** BEGIN Records **
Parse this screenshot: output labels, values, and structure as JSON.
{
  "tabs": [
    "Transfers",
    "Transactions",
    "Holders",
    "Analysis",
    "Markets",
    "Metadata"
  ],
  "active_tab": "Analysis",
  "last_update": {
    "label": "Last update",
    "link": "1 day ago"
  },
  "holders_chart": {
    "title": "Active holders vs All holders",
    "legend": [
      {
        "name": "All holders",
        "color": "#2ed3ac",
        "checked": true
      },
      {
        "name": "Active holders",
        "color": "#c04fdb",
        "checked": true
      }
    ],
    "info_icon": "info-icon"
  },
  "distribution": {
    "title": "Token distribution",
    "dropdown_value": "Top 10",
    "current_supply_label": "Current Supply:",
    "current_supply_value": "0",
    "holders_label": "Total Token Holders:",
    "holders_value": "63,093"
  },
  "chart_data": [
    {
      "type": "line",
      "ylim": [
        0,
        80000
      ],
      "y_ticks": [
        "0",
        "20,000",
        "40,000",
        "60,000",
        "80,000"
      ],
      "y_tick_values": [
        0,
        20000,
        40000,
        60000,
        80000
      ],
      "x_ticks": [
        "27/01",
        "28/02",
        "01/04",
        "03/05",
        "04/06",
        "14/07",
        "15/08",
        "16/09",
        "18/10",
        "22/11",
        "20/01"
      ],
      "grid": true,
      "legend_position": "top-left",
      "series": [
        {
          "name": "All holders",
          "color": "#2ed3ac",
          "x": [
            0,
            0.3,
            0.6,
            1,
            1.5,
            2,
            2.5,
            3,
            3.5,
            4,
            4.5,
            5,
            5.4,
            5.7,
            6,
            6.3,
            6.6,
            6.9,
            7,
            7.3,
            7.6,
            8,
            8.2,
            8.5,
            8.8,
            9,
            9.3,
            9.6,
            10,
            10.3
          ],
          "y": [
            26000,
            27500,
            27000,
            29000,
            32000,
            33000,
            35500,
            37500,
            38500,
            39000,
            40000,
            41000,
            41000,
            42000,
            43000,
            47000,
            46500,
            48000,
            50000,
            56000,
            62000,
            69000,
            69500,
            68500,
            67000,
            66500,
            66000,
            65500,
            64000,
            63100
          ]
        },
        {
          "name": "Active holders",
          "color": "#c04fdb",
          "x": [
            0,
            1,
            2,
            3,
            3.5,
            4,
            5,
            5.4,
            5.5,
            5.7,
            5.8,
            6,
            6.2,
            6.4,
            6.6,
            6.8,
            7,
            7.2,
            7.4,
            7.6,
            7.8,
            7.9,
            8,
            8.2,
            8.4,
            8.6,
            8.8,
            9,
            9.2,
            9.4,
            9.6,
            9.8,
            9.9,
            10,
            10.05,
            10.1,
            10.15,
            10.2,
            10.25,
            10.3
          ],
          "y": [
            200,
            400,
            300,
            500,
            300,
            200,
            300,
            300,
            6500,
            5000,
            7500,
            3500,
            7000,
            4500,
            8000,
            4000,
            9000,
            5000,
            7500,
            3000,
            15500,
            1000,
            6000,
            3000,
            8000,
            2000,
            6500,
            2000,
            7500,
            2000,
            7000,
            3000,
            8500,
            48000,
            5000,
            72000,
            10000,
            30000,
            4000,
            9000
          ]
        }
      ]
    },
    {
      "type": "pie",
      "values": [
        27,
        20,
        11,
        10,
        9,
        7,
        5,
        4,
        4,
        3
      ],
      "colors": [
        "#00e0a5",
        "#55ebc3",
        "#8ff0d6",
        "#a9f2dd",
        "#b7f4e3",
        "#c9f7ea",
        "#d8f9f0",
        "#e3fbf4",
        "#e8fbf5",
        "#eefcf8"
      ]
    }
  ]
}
** END Records **
Your reply is one number: how many lines of the records above contain the word "name".

4